● **The task**
In the listing that follows, how many lines contain "title"? Give the number only.
%%
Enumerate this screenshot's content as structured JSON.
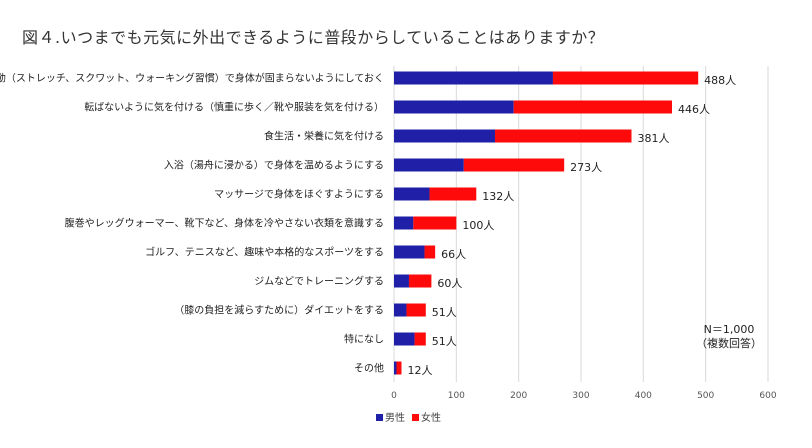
{
  "chart_data": {
    "type": "bar",
    "orientation": "horizontal",
    "stacked": true,
    "title": "図４.いつまでも元気に外出できるように普段からしていることはありますか？",
    "categories": [
      "軽い運動（ストレッチ、スクワット、ウォーキング習慣）で身体が固まらないようにしておく",
      "転ばないように気を付ける（慎重に歩く／靴や服装を気を付ける）",
      "食生活・栄養に気を付ける",
      "入浴（湯舟に浸かる）で身体を温めるようにする",
      "マッサージで身体をほぐすようにする",
      "腹巻やレッグウォーマー、靴下など、身体を冷やさない衣類を意識する",
      "ゴルフ、テニスなど、趣味や本格的なスポーツをする",
      "ジムなどでトレーニングする",
      "（膝の負担を減らすために）ダイエットをする",
      "特になし",
      "その他"
    ],
    "series": [
      {
        "name": "男性",
        "color": "#1f1fa8",
        "values": [
          255,
          192,
          162,
          112,
          57,
          31,
          49,
          24,
          20,
          33,
          4
        ]
      },
      {
        "name": "女性",
        "color": "#ff0a0a",
        "values": [
          233,
          254,
          219,
          161,
          75,
          69,
          17,
          36,
          31,
          18,
          8
        ]
      }
    ],
    "totals": [
      "488人",
      "446人",
      "381人",
      "273人",
      "132人",
      "100人",
      "66人",
      "60人",
      "51人",
      "51人",
      "12人"
    ],
    "xlim": [
      0,
      600
    ],
    "xticks": [
      0,
      100,
      200,
      300,
      400,
      500,
      600
    ],
    "grid": true,
    "legend_position": "bottom",
    "annotation": {
      "line1": "N＝1,000",
      "line2": "（複数回答）"
    }
  }
}
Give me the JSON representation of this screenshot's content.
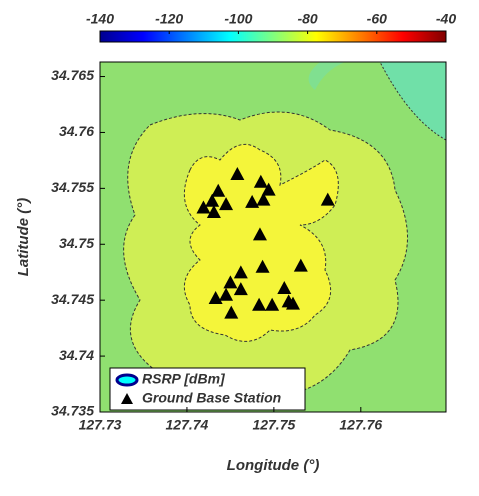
{
  "chart_data": {
    "type": "scatter",
    "xlabel": "Longitude (°)",
    "ylabel": "Latitude (°)",
    "xlim": [
      127.73,
      127.7698
    ],
    "ylim": [
      34.735,
      34.7663
    ],
    "xticks": [
      127.73,
      127.74,
      127.75,
      127.76
    ],
    "yticks": [
      34.735,
      34.74,
      34.745,
      34.75,
      34.755,
      34.76,
      34.765
    ],
    "colorbar": {
      "label": "RSRP [dBm]",
      "lim": [
        -140,
        -40
      ],
      "ticks": [
        -140,
        -120,
        -100,
        -80,
        -60,
        -40
      ]
    },
    "legend": "lower left",
    "series": [
      {
        "name": "Ground Base Station",
        "color": "#000000",
        "marker": "triangle",
        "x": [
          127.7458,
          127.7485,
          127.7494,
          127.7436,
          127.7419,
          127.7429,
          127.7431,
          127.7445,
          127.7475,
          127.7488,
          127.7562,
          127.7484,
          127.7531,
          127.7462,
          127.7487,
          127.745,
          127.7462,
          127.7445,
          127.7433,
          127.7512,
          127.7517,
          127.7522,
          127.7483,
          127.7498,
          127.7451
        ],
        "y": [
          34.7562,
          34.7555,
          34.7548,
          34.7547,
          34.7532,
          34.7538,
          34.7528,
          34.7535,
          34.7537,
          34.7539,
          34.7539,
          34.7508,
          34.748,
          34.7474,
          34.7479,
          34.7465,
          34.7459,
          34.7454,
          34.7451,
          34.746,
          34.7448,
          34.7446,
          34.7445,
          34.7445,
          34.7438
        ]
      }
    ]
  }
}
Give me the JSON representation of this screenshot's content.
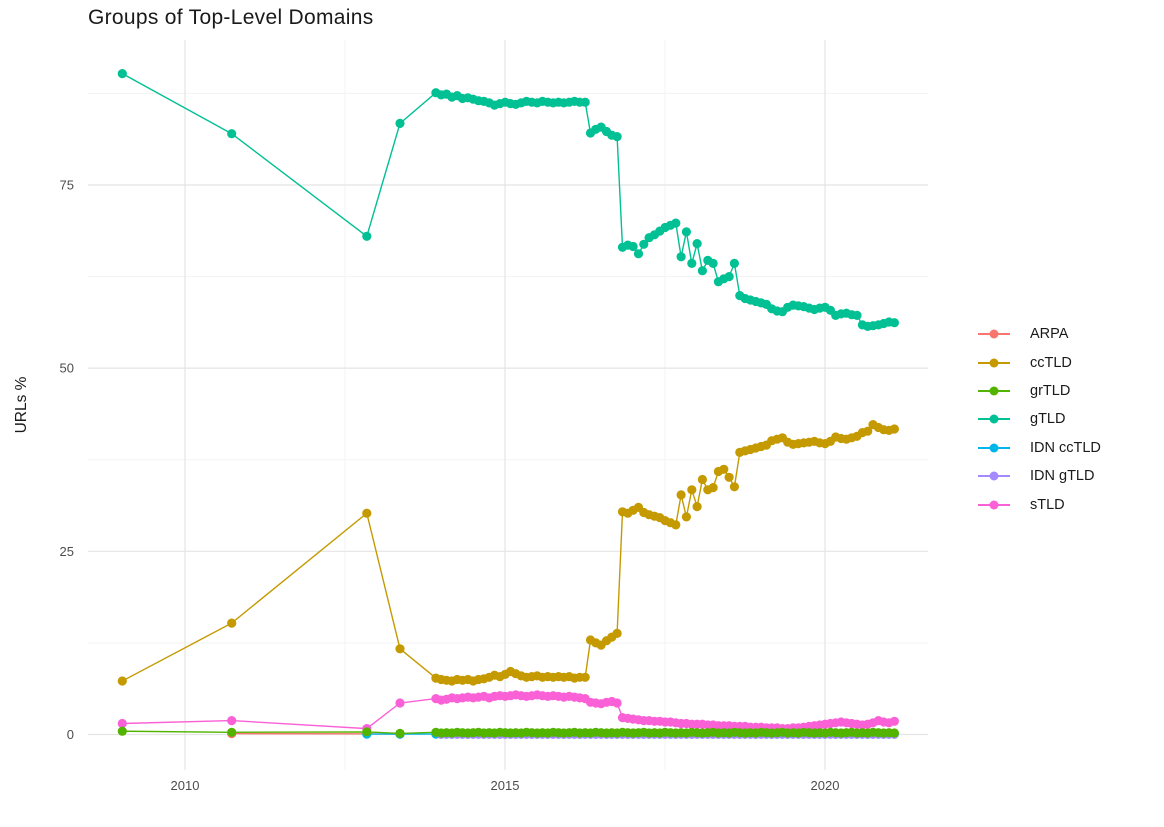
{
  "chart_data": {
    "type": "line",
    "title": "Groups of Top-Level Domains",
    "xlabel": "",
    "ylabel": "URLs %",
    "x_ticks": [
      2010,
      2015,
      2020
    ],
    "x_minor_ticks": [
      2012.5,
      2017.5
    ],
    "y_ticks": [
      0,
      25,
      50,
      75
    ],
    "y_minor_ticks": [
      12.5,
      37.5,
      62.5,
      87.5
    ],
    "xlim": [
      2008.45,
      2021.6
    ],
    "ylim": [
      -4.9,
      94.8
    ],
    "grid": true,
    "legend_position": "right",
    "series": [
      {
        "name": "ARPA",
        "color": "#F8766D",
        "early": [
          [
            2010.73,
            0.12
          ],
          [
            2012.84,
            0.1
          ],
          [
            2013.36,
            0.05
          ]
        ]
      },
      {
        "name": "ccTLD",
        "color": "#C49A00",
        "early": [
          [
            2009.02,
            7.3
          ],
          [
            2010.73,
            15.2
          ],
          [
            2012.84,
            30.2
          ],
          [
            2013.36,
            11.7
          ]
        ],
        "dense": {
          "start": 2013.92,
          "step": 0.0833,
          "values": [
            7.7,
            7.5,
            7.4,
            7.3,
            7.5,
            7.4,
            7.5,
            7.3,
            7.5,
            7.6,
            7.8,
            8.1,
            7.9,
            8.2,
            8.6,
            8.3,
            8.0,
            7.8,
            7.9,
            8.0,
            7.8,
            7.9,
            7.8,
            7.9,
            7.8,
            7.9,
            7.7,
            7.8,
            7.8,
            12.9,
            12.5,
            12.2,
            12.8,
            13.3,
            13.8,
            30.4,
            30.2,
            30.6,
            31.0,
            30.3,
            30.0,
            29.8,
            29.6,
            29.2,
            28.9,
            28.6,
            32.7,
            29.7,
            33.4,
            31.1,
            34.8,
            33.4,
            33.7,
            35.9,
            36.2,
            35.1,
            33.8,
            38.5,
            38.7,
            38.9,
            39.1,
            39.3,
            39.5,
            40.1,
            40.3,
            40.5,
            39.9,
            39.6,
            39.7,
            39.8,
            39.9,
            40.0,
            39.8,
            39.7,
            40.0,
            40.6,
            40.4,
            40.3,
            40.5,
            40.7,
            41.2,
            41.4,
            42.3,
            41.9,
            41.6,
            41.5,
            41.7
          ]
        }
      },
      {
        "name": "grTLD",
        "color": "#53B400",
        "early": [
          [
            2009.02,
            0.45
          ],
          [
            2010.73,
            0.3
          ],
          [
            2012.84,
            0.35
          ],
          [
            2013.36,
            0.15
          ]
        ],
        "dense": {
          "start": 2013.92,
          "step": 0.0833,
          "values": [
            0.3,
            0.2,
            0.25,
            0.2,
            0.3,
            0.25,
            0.2,
            0.25,
            0.3,
            0.2,
            0.25,
            0.2,
            0.3,
            0.25,
            0.2,
            0.25,
            0.2,
            0.3,
            0.25,
            0.2,
            0.25,
            0.2,
            0.3,
            0.25,
            0.2,
            0.25,
            0.3,
            0.2,
            0.25,
            0.2,
            0.3,
            0.25,
            0.2,
            0.25,
            0.2,
            0.3,
            0.25,
            0.2,
            0.25,
            0.3,
            0.2,
            0.25,
            0.2,
            0.3,
            0.25,
            0.2,
            0.25,
            0.2,
            0.3,
            0.25,
            0.2,
            0.25,
            0.3,
            0.2,
            0.25,
            0.2,
            0.3,
            0.25,
            0.2,
            0.25,
            0.2,
            0.3,
            0.25,
            0.2,
            0.25,
            0.3,
            0.2,
            0.25,
            0.2,
            0.3,
            0.25,
            0.2,
            0.25,
            0.2,
            0.3,
            0.25,
            0.2,
            0.25,
            0.3,
            0.2,
            0.25,
            0.2,
            0.3,
            0.25,
            0.2,
            0.25,
            0.2
          ]
        }
      },
      {
        "name": "gTLD",
        "color": "#00C094",
        "early": [
          [
            2009.02,
            90.2
          ],
          [
            2010.73,
            82.0
          ],
          [
            2012.84,
            68.0
          ],
          [
            2013.36,
            83.4
          ]
        ],
        "dense": {
          "start": 2013.92,
          "step": 0.0833,
          "values": [
            87.6,
            87.3,
            87.4,
            87.0,
            87.2,
            86.8,
            86.9,
            86.7,
            86.5,
            86.4,
            86.2,
            85.9,
            86.1,
            86.3,
            86.1,
            86.0,
            86.2,
            86.4,
            86.3,
            86.2,
            86.4,
            86.3,
            86.2,
            86.3,
            86.2,
            86.3,
            86.4,
            86.3,
            86.3,
            82.1,
            82.6,
            82.9,
            82.3,
            81.8,
            81.6,
            66.5,
            66.8,
            66.6,
            65.6,
            66.9,
            67.8,
            68.2,
            68.7,
            69.2,
            69.5,
            69.8,
            65.2,
            68.6,
            64.3,
            67.0,
            63.3,
            64.7,
            64.3,
            61.8,
            62.2,
            62.5,
            64.3,
            59.9,
            59.5,
            59.3,
            59.1,
            58.9,
            58.7,
            58.1,
            57.8,
            57.7,
            58.3,
            58.6,
            58.5,
            58.4,
            58.2,
            58.0,
            58.2,
            58.3,
            57.9,
            57.2,
            57.4,
            57.5,
            57.3,
            57.2,
            55.9,
            55.7,
            55.8,
            55.9,
            56.1,
            56.3,
            56.2
          ]
        }
      },
      {
        "name": "IDN ccTLD",
        "color": "#00B6EB",
        "early": [
          [
            2012.84,
            0.06
          ],
          [
            2013.36,
            0.05
          ]
        ],
        "dense": {
          "start": 2013.92,
          "step": 0.0833,
          "fill": 0.05,
          "count": 87
        }
      },
      {
        "name": "IDN gTLD",
        "color": "#A58AFF",
        "early": [],
        "dense": {
          "start": 2014.0,
          "step": 0.0833,
          "fill": 0.03,
          "count": 86
        }
      },
      {
        "name": "sTLD",
        "color": "#FB61D7",
        "early": [
          [
            2009.02,
            1.5
          ],
          [
            2010.73,
            1.9
          ],
          [
            2012.84,
            0.8
          ],
          [
            2013.36,
            4.3
          ]
        ],
        "dense": {
          "start": 2013.92,
          "step": 0.0833,
          "values": [
            4.9,
            4.7,
            4.8,
            5.0,
            4.9,
            5.0,
            5.1,
            5.0,
            5.1,
            5.2,
            5.0,
            5.2,
            5.3,
            5.2,
            5.3,
            5.4,
            5.3,
            5.2,
            5.3,
            5.4,
            5.3,
            5.2,
            5.3,
            5.2,
            5.1,
            5.2,
            5.1,
            5.0,
            4.9,
            4.4,
            4.3,
            4.2,
            4.4,
            4.5,
            4.3,
            2.3,
            2.2,
            2.1,
            2.0,
            1.9,
            1.9,
            1.8,
            1.8,
            1.7,
            1.7,
            1.6,
            1.5,
            1.5,
            1.4,
            1.4,
            1.4,
            1.3,
            1.3,
            1.2,
            1.2,
            1.2,
            1.1,
            1.1,
            1.1,
            1.0,
            1.0,
            1.0,
            0.9,
            0.9,
            0.9,
            0.8,
            0.8,
            0.9,
            0.9,
            1.0,
            1.1,
            1.2,
            1.3,
            1.4,
            1.5,
            1.6,
            1.7,
            1.6,
            1.5,
            1.4,
            1.3,
            1.4,
            1.6,
            1.9,
            1.7,
            1.6,
            1.8
          ]
        }
      }
    ]
  },
  "legend": {
    "items": [
      "ARPA",
      "ccTLD",
      "grTLD",
      "gTLD",
      "IDN ccTLD",
      "IDN gTLD",
      "sTLD"
    ]
  },
  "axes": {
    "x_tick_labels": [
      "2010",
      "2015",
      "2020"
    ],
    "y_tick_labels": [
      "0",
      "25",
      "50",
      "75"
    ]
  }
}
%%
● **Finished exercise**
2